### What to work on
Tally the lines holding the word "fill" and state the count by itself.

### Listed entries

-- -- --

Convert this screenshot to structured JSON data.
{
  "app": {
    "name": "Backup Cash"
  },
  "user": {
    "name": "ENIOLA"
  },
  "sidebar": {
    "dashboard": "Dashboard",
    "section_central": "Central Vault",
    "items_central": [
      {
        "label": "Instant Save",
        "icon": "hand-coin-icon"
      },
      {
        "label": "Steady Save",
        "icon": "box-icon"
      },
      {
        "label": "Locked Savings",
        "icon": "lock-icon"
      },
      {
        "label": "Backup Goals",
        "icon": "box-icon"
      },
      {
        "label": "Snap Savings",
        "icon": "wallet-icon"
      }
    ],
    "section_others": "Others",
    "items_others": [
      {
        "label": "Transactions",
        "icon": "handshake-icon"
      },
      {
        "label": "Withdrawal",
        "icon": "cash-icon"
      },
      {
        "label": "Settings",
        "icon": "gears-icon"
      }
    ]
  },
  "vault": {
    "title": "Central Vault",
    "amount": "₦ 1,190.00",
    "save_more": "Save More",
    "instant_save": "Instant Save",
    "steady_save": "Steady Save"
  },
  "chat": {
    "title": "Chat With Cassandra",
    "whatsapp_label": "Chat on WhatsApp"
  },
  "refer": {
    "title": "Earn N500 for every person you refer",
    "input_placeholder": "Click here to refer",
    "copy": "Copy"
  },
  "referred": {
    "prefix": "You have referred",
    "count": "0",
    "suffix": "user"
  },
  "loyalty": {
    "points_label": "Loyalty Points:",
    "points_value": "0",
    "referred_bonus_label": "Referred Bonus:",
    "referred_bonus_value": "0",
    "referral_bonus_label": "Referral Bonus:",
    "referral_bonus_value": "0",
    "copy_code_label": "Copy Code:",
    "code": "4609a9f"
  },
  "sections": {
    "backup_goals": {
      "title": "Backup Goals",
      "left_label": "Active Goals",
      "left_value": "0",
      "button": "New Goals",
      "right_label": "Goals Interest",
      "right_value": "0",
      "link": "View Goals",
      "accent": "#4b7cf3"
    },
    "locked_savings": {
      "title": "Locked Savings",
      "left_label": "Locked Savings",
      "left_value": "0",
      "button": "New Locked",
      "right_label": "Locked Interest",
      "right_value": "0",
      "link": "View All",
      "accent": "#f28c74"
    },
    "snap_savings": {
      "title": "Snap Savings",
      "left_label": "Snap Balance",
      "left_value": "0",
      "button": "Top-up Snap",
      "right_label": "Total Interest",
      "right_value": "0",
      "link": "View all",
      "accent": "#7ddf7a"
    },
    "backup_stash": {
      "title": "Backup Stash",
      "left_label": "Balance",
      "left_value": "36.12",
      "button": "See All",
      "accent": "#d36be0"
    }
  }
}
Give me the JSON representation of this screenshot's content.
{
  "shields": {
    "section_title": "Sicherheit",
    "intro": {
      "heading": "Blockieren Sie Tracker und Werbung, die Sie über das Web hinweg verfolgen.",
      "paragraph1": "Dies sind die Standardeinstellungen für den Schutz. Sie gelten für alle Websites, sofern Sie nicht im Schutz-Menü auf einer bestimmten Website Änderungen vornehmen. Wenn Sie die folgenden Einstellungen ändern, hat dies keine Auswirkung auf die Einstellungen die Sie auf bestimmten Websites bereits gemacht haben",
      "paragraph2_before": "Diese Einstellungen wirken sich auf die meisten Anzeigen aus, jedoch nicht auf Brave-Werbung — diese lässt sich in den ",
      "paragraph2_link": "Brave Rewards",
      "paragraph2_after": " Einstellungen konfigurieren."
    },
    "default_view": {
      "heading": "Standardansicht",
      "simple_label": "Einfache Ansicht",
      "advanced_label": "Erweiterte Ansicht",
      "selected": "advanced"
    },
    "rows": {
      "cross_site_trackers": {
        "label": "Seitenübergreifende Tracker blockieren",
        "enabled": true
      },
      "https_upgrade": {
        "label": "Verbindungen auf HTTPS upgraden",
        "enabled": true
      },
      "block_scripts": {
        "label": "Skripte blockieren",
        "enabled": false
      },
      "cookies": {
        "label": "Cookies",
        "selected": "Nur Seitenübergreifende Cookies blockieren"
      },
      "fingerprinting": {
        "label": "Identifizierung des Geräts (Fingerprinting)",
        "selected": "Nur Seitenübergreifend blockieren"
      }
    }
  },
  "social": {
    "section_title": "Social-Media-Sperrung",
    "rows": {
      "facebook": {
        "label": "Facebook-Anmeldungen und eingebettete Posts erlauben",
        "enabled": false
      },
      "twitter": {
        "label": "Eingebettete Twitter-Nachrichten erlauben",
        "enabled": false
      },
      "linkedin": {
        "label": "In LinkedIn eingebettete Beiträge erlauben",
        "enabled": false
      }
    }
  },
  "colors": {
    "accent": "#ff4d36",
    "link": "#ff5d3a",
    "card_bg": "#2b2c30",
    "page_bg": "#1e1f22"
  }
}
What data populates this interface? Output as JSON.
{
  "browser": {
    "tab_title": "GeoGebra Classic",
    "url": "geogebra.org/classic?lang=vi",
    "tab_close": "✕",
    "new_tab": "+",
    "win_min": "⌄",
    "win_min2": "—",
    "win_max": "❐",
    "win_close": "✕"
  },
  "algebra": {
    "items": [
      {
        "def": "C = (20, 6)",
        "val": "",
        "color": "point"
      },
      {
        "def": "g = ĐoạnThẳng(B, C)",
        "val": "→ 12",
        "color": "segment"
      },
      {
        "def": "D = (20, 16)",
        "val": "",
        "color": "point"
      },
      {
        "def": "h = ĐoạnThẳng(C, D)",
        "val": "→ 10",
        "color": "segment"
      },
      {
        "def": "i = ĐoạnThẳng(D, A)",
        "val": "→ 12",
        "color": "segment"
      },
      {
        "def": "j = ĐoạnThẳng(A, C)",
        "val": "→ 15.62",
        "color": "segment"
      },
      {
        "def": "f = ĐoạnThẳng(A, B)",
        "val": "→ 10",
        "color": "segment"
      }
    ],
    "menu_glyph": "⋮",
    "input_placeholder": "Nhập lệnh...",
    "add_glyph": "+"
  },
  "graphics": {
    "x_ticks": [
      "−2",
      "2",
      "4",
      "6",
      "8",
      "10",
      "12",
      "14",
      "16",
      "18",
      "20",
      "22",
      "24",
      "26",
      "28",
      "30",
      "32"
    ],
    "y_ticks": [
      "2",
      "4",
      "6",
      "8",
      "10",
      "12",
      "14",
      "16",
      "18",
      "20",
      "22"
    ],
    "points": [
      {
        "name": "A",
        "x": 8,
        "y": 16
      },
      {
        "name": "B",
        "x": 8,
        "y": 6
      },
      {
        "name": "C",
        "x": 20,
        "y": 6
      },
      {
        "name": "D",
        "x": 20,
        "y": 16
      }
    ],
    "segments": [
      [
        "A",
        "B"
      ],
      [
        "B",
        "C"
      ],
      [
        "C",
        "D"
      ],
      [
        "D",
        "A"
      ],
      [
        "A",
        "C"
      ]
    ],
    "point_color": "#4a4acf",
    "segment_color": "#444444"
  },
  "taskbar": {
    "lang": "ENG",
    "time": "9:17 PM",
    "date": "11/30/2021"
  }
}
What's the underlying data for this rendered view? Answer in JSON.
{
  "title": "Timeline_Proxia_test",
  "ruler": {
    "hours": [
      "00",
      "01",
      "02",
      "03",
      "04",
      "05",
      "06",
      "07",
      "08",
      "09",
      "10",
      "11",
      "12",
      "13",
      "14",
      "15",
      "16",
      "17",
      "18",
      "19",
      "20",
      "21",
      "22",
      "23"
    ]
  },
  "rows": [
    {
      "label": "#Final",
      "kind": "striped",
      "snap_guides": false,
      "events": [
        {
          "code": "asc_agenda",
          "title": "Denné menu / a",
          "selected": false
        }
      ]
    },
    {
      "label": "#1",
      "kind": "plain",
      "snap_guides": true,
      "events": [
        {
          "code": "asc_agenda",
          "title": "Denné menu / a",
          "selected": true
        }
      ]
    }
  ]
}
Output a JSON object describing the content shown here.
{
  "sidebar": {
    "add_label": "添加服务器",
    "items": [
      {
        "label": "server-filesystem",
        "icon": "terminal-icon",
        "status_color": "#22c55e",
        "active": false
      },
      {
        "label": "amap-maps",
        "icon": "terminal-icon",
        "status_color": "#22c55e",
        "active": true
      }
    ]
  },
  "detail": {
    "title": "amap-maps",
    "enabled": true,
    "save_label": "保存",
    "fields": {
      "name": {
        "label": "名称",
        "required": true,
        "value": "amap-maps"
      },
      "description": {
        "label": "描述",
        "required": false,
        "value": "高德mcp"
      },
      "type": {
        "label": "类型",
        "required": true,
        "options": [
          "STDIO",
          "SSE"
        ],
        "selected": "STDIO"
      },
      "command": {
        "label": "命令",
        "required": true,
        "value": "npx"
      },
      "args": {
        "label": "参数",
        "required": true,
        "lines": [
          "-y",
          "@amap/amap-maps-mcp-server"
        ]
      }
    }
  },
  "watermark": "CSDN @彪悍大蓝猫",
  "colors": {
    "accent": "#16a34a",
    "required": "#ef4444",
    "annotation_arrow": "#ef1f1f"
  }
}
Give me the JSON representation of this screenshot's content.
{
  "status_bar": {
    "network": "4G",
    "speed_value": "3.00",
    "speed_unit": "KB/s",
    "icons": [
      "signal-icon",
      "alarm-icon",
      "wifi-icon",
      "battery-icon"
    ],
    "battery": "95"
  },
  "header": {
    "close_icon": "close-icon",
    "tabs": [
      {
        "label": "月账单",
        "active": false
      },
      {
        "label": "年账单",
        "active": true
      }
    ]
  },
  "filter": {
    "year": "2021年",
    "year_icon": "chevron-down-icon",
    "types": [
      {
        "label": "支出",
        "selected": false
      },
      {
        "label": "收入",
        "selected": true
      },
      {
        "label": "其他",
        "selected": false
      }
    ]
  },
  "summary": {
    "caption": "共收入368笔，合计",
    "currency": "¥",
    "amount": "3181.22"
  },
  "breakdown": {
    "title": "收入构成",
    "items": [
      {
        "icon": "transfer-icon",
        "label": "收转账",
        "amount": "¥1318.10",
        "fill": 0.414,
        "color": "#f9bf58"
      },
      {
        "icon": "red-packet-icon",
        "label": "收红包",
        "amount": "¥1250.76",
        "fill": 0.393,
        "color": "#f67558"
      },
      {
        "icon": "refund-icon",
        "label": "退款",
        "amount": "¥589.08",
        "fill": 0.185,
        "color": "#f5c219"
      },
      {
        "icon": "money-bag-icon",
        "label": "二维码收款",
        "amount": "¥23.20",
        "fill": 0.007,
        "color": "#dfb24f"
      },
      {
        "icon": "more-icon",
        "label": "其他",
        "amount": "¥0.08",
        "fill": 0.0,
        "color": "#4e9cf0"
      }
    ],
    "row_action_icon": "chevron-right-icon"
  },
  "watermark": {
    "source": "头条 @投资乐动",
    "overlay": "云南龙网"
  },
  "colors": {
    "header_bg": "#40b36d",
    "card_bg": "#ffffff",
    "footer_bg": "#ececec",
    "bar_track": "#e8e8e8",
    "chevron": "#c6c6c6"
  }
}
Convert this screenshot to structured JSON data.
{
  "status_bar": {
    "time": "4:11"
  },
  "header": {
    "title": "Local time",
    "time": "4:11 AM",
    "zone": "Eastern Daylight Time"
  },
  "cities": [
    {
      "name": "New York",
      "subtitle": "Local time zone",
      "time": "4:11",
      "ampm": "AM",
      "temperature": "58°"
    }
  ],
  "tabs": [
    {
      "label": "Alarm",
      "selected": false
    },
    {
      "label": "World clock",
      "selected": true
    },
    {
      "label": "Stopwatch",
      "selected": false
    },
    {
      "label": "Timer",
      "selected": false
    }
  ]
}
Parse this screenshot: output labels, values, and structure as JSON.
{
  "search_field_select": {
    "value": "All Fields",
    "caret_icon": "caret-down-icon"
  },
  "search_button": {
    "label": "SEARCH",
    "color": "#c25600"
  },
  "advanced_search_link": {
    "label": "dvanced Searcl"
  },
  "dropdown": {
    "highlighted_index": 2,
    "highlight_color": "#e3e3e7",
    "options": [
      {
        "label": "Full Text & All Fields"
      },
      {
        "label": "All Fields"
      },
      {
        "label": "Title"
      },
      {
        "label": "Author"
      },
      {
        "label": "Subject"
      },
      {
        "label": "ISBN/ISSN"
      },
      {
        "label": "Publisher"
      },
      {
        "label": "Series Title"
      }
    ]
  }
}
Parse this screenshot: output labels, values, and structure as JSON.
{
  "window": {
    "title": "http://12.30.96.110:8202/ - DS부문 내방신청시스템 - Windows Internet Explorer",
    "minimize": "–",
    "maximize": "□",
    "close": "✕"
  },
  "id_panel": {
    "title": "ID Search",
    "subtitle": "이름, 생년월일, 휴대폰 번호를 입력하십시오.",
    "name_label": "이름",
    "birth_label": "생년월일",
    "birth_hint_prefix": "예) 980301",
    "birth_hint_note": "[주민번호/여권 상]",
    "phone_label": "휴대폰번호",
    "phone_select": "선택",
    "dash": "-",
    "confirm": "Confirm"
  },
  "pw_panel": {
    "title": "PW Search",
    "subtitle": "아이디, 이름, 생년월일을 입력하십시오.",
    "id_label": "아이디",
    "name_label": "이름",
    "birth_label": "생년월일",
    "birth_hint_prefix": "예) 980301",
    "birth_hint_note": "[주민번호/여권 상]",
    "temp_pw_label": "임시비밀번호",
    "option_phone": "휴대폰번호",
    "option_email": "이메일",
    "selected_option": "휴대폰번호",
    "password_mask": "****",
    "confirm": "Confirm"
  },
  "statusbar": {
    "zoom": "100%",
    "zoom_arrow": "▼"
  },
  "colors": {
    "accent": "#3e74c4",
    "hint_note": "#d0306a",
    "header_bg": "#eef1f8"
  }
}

-- -- --

### Exercise output
5